Exercise prompt: Identify each line in the records below that contains the word "this", and copy it.

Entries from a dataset
────────

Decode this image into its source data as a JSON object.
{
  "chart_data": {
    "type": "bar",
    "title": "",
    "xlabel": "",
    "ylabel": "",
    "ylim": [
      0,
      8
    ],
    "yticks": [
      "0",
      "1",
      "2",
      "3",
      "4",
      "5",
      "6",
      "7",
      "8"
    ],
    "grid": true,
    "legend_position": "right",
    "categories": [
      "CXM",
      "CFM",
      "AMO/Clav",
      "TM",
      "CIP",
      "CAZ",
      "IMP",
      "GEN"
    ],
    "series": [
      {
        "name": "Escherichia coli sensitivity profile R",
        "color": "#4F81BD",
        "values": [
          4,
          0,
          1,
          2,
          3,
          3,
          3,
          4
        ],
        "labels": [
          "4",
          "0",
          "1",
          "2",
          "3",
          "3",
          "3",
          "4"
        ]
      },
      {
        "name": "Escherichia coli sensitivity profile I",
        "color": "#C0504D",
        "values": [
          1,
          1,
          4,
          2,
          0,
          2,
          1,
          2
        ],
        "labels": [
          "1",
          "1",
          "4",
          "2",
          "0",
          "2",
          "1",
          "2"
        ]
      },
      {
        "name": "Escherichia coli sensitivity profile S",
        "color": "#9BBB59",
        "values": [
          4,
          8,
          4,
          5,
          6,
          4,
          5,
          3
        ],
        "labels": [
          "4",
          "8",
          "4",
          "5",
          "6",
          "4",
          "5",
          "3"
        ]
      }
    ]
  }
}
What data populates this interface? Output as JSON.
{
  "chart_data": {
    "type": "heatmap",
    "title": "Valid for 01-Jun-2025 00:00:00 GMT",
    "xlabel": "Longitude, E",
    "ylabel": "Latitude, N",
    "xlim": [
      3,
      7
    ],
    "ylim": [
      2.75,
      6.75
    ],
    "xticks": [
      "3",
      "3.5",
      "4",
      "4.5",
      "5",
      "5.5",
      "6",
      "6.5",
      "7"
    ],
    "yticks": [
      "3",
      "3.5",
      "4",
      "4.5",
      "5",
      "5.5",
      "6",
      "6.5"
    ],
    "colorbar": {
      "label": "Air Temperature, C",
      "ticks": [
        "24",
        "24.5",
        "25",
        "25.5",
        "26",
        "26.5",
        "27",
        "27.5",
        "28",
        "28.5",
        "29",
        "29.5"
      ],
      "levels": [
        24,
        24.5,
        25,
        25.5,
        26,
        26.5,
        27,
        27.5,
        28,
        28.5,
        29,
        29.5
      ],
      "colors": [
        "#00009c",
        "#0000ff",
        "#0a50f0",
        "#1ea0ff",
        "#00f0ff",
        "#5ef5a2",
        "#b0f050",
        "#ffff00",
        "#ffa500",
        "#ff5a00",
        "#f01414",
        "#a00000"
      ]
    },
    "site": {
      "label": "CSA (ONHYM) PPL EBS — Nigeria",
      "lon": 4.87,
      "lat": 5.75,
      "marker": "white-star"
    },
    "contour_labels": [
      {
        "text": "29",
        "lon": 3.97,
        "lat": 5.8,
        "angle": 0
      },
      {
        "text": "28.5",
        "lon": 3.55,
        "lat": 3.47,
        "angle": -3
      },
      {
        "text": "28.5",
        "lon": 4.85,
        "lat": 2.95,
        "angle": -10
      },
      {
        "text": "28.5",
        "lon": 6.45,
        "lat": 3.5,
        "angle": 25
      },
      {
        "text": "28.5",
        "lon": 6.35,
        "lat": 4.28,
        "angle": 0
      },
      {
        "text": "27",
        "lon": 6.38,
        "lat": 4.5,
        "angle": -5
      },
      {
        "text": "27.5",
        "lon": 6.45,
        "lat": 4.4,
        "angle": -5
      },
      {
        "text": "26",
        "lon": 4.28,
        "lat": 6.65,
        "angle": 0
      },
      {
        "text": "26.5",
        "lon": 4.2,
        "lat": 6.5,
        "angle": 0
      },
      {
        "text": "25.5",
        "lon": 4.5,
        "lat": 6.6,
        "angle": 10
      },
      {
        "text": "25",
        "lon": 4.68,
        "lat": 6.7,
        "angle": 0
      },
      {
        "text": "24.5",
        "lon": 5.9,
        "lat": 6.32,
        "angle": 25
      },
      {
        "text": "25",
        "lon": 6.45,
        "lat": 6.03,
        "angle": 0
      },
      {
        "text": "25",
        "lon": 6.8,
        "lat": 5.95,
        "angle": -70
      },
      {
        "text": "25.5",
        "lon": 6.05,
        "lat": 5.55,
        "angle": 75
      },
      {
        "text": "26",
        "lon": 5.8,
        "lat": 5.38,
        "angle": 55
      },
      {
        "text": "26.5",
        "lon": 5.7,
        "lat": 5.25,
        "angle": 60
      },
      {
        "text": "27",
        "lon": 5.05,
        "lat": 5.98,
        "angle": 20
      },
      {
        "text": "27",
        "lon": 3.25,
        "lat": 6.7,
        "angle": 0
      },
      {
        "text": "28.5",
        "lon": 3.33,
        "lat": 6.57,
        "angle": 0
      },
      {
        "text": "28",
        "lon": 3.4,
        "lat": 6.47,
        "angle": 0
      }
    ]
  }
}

────────

Output below:
Decode this image into its source data as a JSON object.
What data populates this interface? Output as JSON.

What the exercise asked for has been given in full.